# Short task
Print the entries verbatim, leaving out the images they contain.

# Records shown
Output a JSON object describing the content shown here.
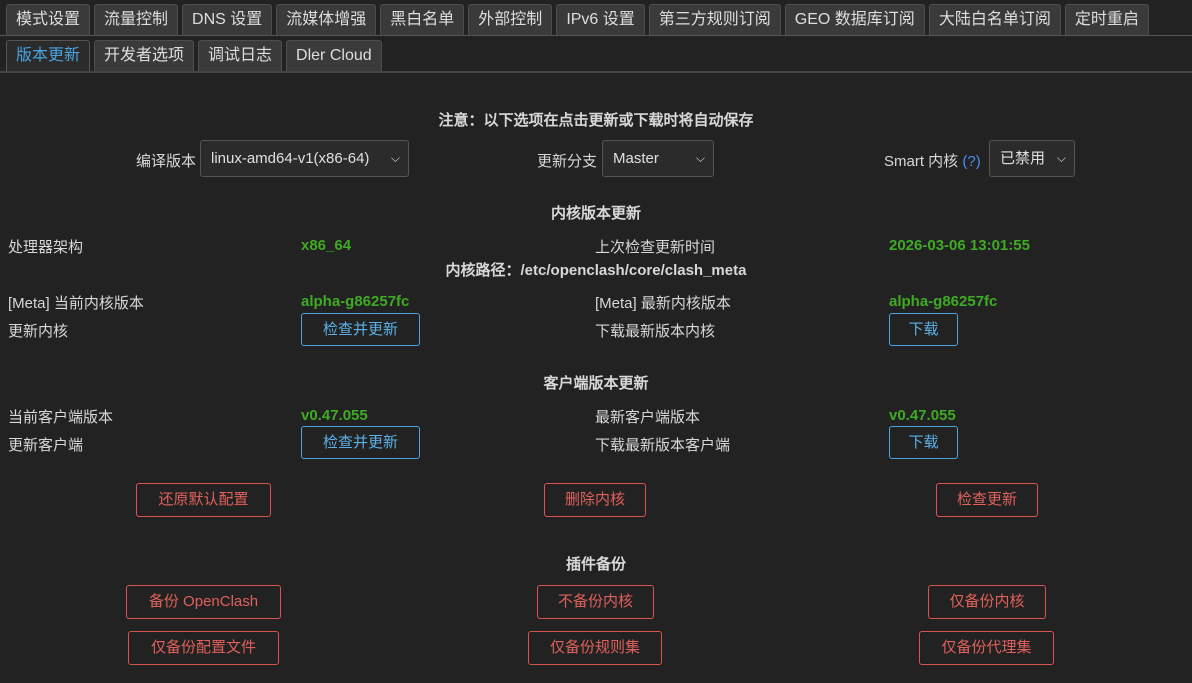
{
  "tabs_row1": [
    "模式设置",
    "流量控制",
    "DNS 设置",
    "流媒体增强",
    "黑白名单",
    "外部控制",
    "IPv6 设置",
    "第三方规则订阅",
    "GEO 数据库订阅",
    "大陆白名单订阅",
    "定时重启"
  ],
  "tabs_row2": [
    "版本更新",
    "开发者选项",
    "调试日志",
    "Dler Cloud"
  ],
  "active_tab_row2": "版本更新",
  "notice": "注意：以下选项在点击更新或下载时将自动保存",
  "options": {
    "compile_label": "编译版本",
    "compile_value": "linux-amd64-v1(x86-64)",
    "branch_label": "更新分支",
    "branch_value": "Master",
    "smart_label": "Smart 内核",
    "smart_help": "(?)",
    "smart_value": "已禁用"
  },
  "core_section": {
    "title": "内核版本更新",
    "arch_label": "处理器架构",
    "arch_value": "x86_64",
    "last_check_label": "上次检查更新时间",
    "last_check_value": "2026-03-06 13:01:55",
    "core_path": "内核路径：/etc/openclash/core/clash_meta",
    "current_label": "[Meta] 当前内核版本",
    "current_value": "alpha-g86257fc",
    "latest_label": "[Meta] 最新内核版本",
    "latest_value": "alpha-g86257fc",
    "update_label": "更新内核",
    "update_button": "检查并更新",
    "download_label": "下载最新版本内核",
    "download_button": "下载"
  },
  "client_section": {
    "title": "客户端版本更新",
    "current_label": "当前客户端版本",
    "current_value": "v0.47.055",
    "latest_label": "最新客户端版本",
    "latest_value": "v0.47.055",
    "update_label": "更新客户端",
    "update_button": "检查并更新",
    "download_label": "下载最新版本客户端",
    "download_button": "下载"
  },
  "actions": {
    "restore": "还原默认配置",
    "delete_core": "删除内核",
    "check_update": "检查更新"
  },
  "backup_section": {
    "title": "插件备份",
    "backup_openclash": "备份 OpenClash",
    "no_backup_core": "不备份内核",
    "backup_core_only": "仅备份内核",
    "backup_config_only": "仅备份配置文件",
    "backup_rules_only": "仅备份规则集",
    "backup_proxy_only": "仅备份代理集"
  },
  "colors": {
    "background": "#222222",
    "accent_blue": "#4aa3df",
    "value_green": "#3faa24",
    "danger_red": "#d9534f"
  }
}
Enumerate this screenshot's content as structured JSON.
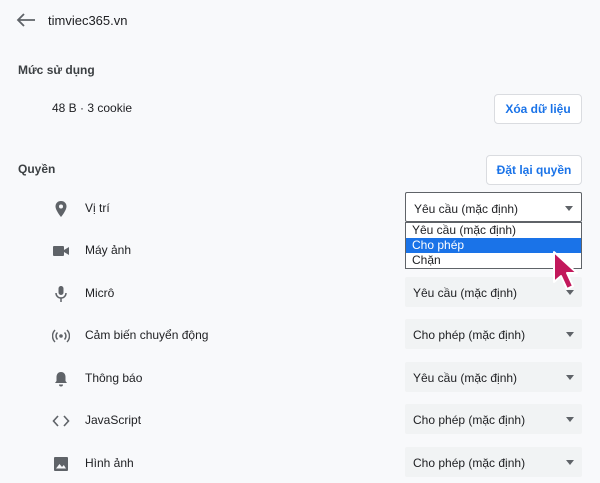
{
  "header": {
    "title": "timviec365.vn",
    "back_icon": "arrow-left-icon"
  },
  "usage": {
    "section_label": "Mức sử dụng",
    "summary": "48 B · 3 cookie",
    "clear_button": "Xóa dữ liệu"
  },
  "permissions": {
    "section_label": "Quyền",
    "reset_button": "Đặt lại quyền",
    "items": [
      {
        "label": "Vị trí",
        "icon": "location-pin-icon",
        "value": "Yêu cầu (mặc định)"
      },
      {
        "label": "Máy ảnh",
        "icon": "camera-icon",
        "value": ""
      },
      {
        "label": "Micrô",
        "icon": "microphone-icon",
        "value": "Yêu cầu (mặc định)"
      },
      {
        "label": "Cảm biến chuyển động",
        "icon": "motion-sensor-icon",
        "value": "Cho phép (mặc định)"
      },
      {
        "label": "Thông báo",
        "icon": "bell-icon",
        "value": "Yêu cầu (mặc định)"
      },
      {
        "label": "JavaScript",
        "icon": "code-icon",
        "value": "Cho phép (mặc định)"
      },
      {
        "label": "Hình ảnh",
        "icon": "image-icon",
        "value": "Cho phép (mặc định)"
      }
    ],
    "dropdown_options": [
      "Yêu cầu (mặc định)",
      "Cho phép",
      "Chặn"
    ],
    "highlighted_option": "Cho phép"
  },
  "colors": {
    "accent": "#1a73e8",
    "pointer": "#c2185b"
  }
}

# Right answer
Output a JSON object describing the content shown here.
{
  "tabs_row1": [
    "模式设置",
    "流量控制",
    "DNS 设置",
    "流媒体增强",
    "黑白名单",
    "外部控制",
    "IPv6 设置",
    "第三方规则订阅",
    "GEO 数据库订阅",
    "大陆白名单订阅",
    "定时重启"
  ],
  "tabs_row2": [
    "版本更新",
    "开发者选项",
    "调试日志",
    "Dler Cloud"
  ],
  "active_tab_row2": "版本更新",
  "notice": "注意：以下选项在点击更新或下载时将自动保存",
  "options": {
    "compile_label": "编译版本",
    "compile_value": "linux-amd64-v1(x86-64)",
    "branch_label": "更新分支",
    "branch_value": "Master",
    "smart_label": "Smart 内核",
    "smart_help": "(?)",
    "smart_value": "已禁用"
  },
  "core_section": {
    "title": "内核版本更新",
    "arch_label": "处理器架构",
    "arch_value": "x86_64",
    "last_check_label": "上次检查更新时间",
    "last_check_value": "2026-03-06 13:01:55",
    "core_path": "内核路径：/etc/openclash/core/clash_meta",
    "current_label": "[Meta] 当前内核版本",
    "current_value": "alpha-g86257fc",
    "latest_label": "[Meta] 最新内核版本",
    "latest_value": "alpha-g86257fc",
    "update_label": "更新内核",
    "update_button": "检查并更新",
    "download_label": "下载最新版本内核",
    "download_button": "下载"
  },
  "client_section": {
    "title": "客户端版本更新",
    "current_label": "当前客户端版本",
    "current_value": "v0.47.055",
    "latest_label": "最新客户端版本",
    "latest_value": "v0.47.055",
    "update_label": "更新客户端",
    "update_button": "检查并更新",
    "download_label": "下载最新版本客户端",
    "download_button": "下载"
  },
  "actions": {
    "restore": "还原默认配置",
    "delete_core": "删除内核",
    "check_update": "检查更新"
  },
  "backup_section": {
    "title": "插件备份",
    "backup_openclash": "备份 OpenClash",
    "no_backup_core": "不备份内核",
    "backup_core_only": "仅备份内核",
    "backup_config_only": "仅备份配置文件",
    "backup_rules_only": "仅备份规则集",
    "backup_proxy_only": "仅备份代理集"
  },
  "colors": {
    "background": "#222222",
    "accent_blue": "#4aa3df",
    "value_green": "#3faa24",
    "danger_red": "#d9534f"
  }
}
Enumerate this screenshot's content as structured JSON.
{
  "header": {
    "title": "timviec365.vn",
    "back_icon": "arrow-left-icon"
  },
  "usage": {
    "section_label": "Mức sử dụng",
    "summary": "48 B · 3 cookie",
    "clear_button": "Xóa dữ liệu"
  },
  "permissions": {
    "section_label": "Quyền",
    "reset_button": "Đặt lại quyền",
    "items": [
      {
        "label": "Vị trí",
        "icon": "location-pin-icon",
        "value": "Yêu cầu (mặc định)"
      },
      {
        "label": "Máy ảnh",
        "icon": "camera-icon",
        "value": ""
      },
      {
        "label": "Micrô",
        "icon": "microphone-icon",
        "value": "Yêu cầu (mặc định)"
      },
      {
        "label": "Cảm biến chuyển động",
        "icon": "motion-sensor-icon",
        "value": "Cho phép (mặc định)"
      },
      {
        "label": "Thông báo",
        "icon": "bell-icon",
        "value": "Yêu cầu (mặc định)"
      },
      {
        "label": "JavaScript",
        "icon": "code-icon",
        "value": "Cho phép (mặc định)"
      },
      {
        "label": "Hình ảnh",
        "icon": "image-icon",
        "value": "Cho phép (mặc định)"
      }
    ],
    "dropdown_options": [
      "Yêu cầu (mặc định)",
      "Cho phép",
      "Chặn"
    ],
    "highlighted_option": "Cho phép"
  },
  "colors": {
    "accent": "#1a73e8",
    "pointer": "#c2185b"
  }
}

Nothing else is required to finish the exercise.